**WHAT IS REQUIRED**: Copy each line in the data that includes the word "estimate".

**STORED DATA**:

────────────────────────────────────────

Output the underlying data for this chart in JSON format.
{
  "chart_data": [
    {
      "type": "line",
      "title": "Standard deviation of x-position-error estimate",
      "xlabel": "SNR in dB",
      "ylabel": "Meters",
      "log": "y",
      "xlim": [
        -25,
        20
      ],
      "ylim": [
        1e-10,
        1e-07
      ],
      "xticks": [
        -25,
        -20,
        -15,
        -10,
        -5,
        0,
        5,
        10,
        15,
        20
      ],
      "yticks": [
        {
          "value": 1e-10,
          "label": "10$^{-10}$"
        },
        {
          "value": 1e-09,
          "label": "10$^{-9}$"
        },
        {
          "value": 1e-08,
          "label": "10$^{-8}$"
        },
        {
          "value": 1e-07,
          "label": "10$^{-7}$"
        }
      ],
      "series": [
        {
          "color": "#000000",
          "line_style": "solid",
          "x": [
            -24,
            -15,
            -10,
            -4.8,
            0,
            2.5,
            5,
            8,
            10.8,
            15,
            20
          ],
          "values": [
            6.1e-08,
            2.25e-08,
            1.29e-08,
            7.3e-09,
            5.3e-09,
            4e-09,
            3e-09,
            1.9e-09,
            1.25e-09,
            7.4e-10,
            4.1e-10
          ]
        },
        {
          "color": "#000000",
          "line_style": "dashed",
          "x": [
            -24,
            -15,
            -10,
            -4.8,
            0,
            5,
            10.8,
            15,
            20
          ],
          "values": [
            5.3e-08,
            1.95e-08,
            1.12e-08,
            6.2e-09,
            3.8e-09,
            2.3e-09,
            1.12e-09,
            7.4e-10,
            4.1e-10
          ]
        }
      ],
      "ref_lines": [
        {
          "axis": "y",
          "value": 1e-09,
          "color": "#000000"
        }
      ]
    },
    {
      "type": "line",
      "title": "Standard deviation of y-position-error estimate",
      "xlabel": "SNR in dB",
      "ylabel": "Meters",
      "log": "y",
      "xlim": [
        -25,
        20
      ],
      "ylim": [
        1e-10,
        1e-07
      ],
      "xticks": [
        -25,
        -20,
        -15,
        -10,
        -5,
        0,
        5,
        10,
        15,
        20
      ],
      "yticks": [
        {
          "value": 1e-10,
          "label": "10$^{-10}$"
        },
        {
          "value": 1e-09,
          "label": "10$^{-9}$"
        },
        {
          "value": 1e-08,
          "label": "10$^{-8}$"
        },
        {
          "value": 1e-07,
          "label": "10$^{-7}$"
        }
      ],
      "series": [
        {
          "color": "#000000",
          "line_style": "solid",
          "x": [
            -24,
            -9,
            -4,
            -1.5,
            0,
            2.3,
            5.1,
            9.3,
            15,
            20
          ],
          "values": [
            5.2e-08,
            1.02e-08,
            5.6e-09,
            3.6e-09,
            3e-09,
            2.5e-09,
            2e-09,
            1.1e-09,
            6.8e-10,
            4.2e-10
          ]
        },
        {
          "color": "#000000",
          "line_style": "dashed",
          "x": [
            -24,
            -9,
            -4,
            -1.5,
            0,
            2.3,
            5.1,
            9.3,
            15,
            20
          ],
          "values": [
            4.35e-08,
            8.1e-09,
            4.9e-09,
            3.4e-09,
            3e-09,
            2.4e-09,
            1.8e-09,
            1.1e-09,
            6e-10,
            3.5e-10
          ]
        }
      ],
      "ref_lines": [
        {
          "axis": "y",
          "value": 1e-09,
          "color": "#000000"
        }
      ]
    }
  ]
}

────────────────────────────────────────

**RESPONSE TO THE TASK**:
      "title": "Standard deviation of x-position-error estimate",
      "title": "Standard deviation of y-position-error estimate",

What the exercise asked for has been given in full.